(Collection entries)
* begin *
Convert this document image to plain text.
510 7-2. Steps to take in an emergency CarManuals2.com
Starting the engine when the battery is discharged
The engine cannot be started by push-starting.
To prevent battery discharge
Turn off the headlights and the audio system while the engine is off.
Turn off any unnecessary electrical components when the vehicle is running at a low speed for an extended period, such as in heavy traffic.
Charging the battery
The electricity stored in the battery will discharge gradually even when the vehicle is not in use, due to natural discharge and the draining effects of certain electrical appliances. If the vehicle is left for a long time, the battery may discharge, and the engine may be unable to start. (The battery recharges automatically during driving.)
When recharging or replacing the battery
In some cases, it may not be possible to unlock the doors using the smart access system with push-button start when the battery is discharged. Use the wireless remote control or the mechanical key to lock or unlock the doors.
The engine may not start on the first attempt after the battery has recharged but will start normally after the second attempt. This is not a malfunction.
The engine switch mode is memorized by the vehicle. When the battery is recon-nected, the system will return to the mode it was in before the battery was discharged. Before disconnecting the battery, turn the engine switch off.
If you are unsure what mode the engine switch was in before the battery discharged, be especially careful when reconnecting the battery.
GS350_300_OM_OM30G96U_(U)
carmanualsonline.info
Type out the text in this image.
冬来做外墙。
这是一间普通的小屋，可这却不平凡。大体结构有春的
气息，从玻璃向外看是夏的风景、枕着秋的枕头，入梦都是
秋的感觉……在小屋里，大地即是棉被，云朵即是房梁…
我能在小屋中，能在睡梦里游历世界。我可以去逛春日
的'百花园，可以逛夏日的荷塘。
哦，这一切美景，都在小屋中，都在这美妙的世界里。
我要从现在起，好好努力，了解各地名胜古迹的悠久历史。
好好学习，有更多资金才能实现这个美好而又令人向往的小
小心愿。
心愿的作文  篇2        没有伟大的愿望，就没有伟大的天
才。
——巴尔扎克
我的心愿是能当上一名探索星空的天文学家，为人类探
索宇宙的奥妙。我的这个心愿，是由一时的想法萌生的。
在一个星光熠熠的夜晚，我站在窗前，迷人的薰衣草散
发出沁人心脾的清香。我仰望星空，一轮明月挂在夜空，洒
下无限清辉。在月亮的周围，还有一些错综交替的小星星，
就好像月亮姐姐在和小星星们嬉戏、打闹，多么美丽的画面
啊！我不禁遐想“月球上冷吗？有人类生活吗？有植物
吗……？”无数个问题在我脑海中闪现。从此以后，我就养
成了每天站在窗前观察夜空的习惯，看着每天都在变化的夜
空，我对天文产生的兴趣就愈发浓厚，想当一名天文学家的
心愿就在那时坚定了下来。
* end *
▶ **EXERCISE**
Return exactly, and only, the line containing "Type out the text in this image." and every line after it through the end of the material.

▶ **RESULT FOR THIS EXERCISE**
Type out the text in this image.
冬来做外墙。
这是一间普通的小屋，可这却不平凡。大体结构有春的
气息，从玻璃向外看是夏的风景、枕着秋的枕头，入梦都是
秋的感觉……在小屋里，大地即是棉被，云朵即是房梁…
我能在小屋中，能在睡梦里游历世界。我可以去逛春日
的'百花园，可以逛夏日的荷塘。
哦，这一切美景，都在小屋中，都在这美妙的世界里。
我要从现在起，好好努力，了解各地名胜古迹的悠久历史。
好好学习，有更多资金才能实现这个美好而又令人向往的小
小心愿。
心愿的作文  篇2        没有伟大的愿望，就没有伟大的天
才。
——巴尔扎克
我的心愿是能当上一名探索星空的天文学家，为人类探
索宇宙的奥妙。我的这个心愿，是由一时的想法萌生的。
在一个星光熠熠的夜晚，我站在窗前，迷人的薰衣草散
发出沁人心脾的清香。我仰望星空，一轮明月挂在夜空，洒
下无限清辉。在月亮的周围，还有一些错综交替的小星星，
就好像月亮姐姐在和小星星们嬉戏、打闹，多么美丽的画面
啊！我不禁遐想“月球上冷吗？有人类生活吗？有植物
吗……？”无数个问题在我脑海中闪现。从此以后，我就养
成了每天站在窗前观察夜空的习惯，看着每天都在变化的夜
空，我对天文产生的兴趣就愈发浓厚，想当一名天文学家的
心愿就在那时坚定了下来。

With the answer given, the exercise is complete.